Restate each of the lines given below, word for word.

__Dataset extract__:
↓

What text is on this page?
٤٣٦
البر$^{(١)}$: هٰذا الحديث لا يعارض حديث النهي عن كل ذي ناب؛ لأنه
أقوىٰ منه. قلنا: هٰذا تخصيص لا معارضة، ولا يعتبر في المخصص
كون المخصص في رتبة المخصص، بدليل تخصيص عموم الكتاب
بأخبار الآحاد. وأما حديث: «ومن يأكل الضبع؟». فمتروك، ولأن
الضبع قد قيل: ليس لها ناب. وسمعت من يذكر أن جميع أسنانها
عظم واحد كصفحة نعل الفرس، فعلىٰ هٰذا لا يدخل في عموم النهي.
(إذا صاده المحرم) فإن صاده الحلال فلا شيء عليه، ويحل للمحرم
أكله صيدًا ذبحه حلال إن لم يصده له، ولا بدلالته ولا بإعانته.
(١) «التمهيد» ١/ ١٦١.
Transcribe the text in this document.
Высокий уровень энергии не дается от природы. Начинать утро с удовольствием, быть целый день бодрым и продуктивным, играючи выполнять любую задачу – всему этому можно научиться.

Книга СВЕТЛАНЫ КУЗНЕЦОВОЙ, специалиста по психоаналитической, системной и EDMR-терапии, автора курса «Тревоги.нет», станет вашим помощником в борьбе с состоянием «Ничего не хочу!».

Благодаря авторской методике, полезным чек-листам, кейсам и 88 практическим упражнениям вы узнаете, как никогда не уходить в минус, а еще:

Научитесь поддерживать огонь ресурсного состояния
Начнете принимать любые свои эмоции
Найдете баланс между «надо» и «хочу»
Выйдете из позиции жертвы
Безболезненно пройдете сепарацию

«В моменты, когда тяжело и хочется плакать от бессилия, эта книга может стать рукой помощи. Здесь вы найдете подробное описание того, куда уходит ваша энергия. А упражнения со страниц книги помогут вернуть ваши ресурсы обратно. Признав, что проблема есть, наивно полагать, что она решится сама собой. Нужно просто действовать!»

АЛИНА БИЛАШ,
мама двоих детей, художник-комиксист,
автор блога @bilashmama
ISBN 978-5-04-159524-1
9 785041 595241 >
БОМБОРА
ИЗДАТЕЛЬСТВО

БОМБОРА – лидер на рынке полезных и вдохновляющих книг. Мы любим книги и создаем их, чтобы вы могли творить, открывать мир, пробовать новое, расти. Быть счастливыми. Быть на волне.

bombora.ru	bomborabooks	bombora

↑

__Solved problem__:
What text is on this page?
٤٣٦
البر$^{(١)}$: هٰذا الحديث لا يعارض حديث النهي عن كل ذي ناب؛ لأنه
أقوىٰ منه. قلنا: هٰذا تخصيص لا معارضة، ولا يعتبر في المخصص
كون المخصص في رتبة المخصص، بدليل تخصيص عموم الكتاب
بأخبار الآحاد. وأما حديث: «ومن يأكل الضبع؟». فمتروك، ولأن
الضبع قد قيل: ليس لها ناب. وسمعت من يذكر أن جميع أسنانها
عظم واحد كصفحة نعل الفرس، فعلىٰ هٰذا لا يدخل في عموم النهي.
(إذا صاده المحرم) فإن صاده الحلال فلا شيء عليه، ويحل للمحرم
أكله صيدًا ذبحه حلال إن لم يصده له، ولا بدلالته ولا بإعانته.
(١) «التمهيد» ١/ ١٦١.
Transcribe the text in this document.
Высокий уровень энергии не дается от природы. Начинать утро с удовольствием, быть целый день бодрым и продуктивным, играючи выполнять любую задачу – всему этому можно научиться.

Книга СВЕТЛАНЫ КУЗНЕЦОВОЙ, специалиста по психоаналитической, системной и EDMR-терапии, автора курса «Тревоги.нет», станет вашим помощником в борьбе с состоянием «Ничего не хочу!».

Благодаря авторской методике, полезным чек-листам, кейсам и 88 практическим упражнениям вы узнаете, как никогда не уходить в минус, а еще:

Научитесь поддерживать огонь ресурсного состояния
Начнете принимать любые свои эмоции
Найдете баланс между «надо» и «хочу»
Выйдете из позиции жертвы
Безболезненно пройдете сепарацию

«В моменты, когда тяжело и хочется плакать от бессилия, эта книга может стать рукой помощи. Здесь вы найдете подробное описание того, куда уходит ваша энергия. А упражнения со страниц книги помогут вернуть ваши ресурсы обратно. Признав, что проблема есть, наивно полагать, что она решится сама собой. Нужно просто действовать!»

АЛИНА БИЛАШ,
мама двоих детей, художник-комиксист,
автор блога @bilashmama
ISBN 978-5-04-159524-1
9 785041 595241 >
БОМБОРА
ИЗДАТЕЛЬСТВО

БОМБОРА – лидер на рынке полезных и вдохновляющих книг. Мы любим книги и создаем их, чтобы вы могли творить, открывать мир, пробовать новое, расти. Быть счастливыми. Быть на волне.

bombora.ru	bomborabooks	bombora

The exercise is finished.